-- Begin --
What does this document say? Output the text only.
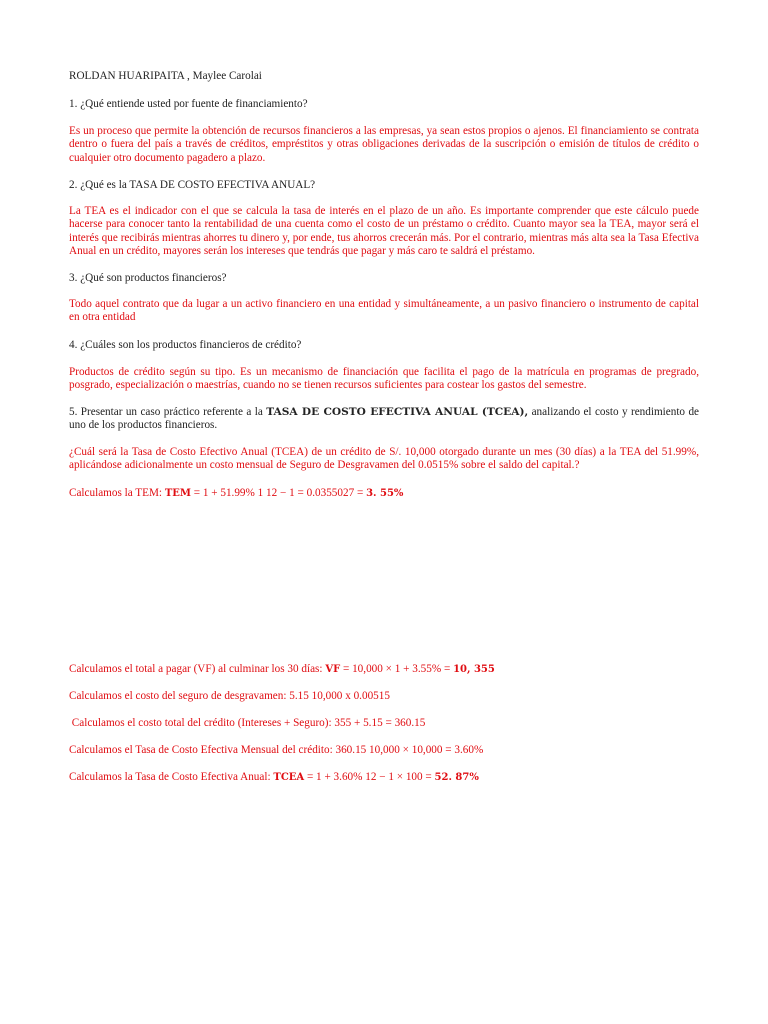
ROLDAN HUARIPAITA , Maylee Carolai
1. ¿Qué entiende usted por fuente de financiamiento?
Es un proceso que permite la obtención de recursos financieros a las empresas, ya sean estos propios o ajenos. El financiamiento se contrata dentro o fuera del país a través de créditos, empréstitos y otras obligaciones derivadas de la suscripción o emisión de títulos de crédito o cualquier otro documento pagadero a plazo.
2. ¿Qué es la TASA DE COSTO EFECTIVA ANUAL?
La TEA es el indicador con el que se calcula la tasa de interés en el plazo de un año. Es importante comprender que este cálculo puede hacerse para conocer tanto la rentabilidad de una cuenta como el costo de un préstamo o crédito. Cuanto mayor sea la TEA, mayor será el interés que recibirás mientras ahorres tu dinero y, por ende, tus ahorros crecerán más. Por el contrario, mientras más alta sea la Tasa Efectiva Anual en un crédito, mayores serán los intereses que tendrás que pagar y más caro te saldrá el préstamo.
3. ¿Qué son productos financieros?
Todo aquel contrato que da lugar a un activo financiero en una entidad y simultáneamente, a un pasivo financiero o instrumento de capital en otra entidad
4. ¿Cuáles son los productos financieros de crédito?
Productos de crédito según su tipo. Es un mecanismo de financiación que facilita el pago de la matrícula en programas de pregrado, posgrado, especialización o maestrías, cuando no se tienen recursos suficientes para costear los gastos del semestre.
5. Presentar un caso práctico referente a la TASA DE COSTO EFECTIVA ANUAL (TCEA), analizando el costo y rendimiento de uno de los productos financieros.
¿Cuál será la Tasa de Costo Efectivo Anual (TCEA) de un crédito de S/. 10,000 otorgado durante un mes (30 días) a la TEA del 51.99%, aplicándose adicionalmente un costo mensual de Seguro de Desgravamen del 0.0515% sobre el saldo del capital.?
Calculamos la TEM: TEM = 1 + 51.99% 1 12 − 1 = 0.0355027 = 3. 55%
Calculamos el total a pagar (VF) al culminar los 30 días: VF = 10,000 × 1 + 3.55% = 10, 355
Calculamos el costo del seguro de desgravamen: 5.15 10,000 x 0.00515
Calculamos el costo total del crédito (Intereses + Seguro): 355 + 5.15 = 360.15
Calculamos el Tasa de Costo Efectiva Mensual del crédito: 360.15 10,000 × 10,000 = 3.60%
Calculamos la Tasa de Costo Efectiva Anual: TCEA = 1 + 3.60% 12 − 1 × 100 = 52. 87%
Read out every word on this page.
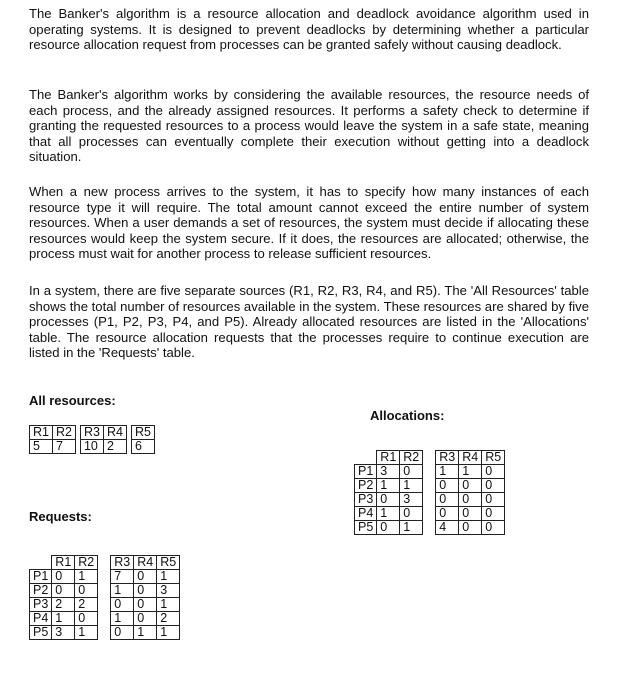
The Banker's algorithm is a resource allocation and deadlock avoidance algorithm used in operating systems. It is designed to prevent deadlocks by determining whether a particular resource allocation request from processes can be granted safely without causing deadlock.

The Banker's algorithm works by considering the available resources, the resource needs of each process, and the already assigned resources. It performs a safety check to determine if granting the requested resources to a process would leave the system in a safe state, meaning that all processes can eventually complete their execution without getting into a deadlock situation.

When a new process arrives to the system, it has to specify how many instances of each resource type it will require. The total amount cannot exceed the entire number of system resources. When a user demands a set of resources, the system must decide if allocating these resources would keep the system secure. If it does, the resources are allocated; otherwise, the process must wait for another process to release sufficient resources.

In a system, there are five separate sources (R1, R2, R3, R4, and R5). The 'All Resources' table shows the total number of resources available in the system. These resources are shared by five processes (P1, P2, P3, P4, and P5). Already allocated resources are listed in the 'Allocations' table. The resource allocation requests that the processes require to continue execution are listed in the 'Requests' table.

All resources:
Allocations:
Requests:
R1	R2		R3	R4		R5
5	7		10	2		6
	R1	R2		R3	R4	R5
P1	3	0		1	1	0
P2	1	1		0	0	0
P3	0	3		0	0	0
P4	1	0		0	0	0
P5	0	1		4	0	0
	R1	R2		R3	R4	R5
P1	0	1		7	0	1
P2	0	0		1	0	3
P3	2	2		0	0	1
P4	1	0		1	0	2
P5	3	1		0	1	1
-- End --
Short exercise — Copy every line of the material in which the word "días" occurs.

Task output —
¿Cuál será la Tasa de Costo Efectivo Anual (TCEA) de un crédito de S/. 10,000 otorgado durante un mes (30 días) a la TEA del 51.99%, aplicándose adicionalmente un costo mensual de Seguro de Desgravamen del 0.0515% sobre el saldo del capital.?
Calculamos el total a pagar (VF) al culminar los 30 días: VF = 10,000 × 1 + 3.55% = 10, 355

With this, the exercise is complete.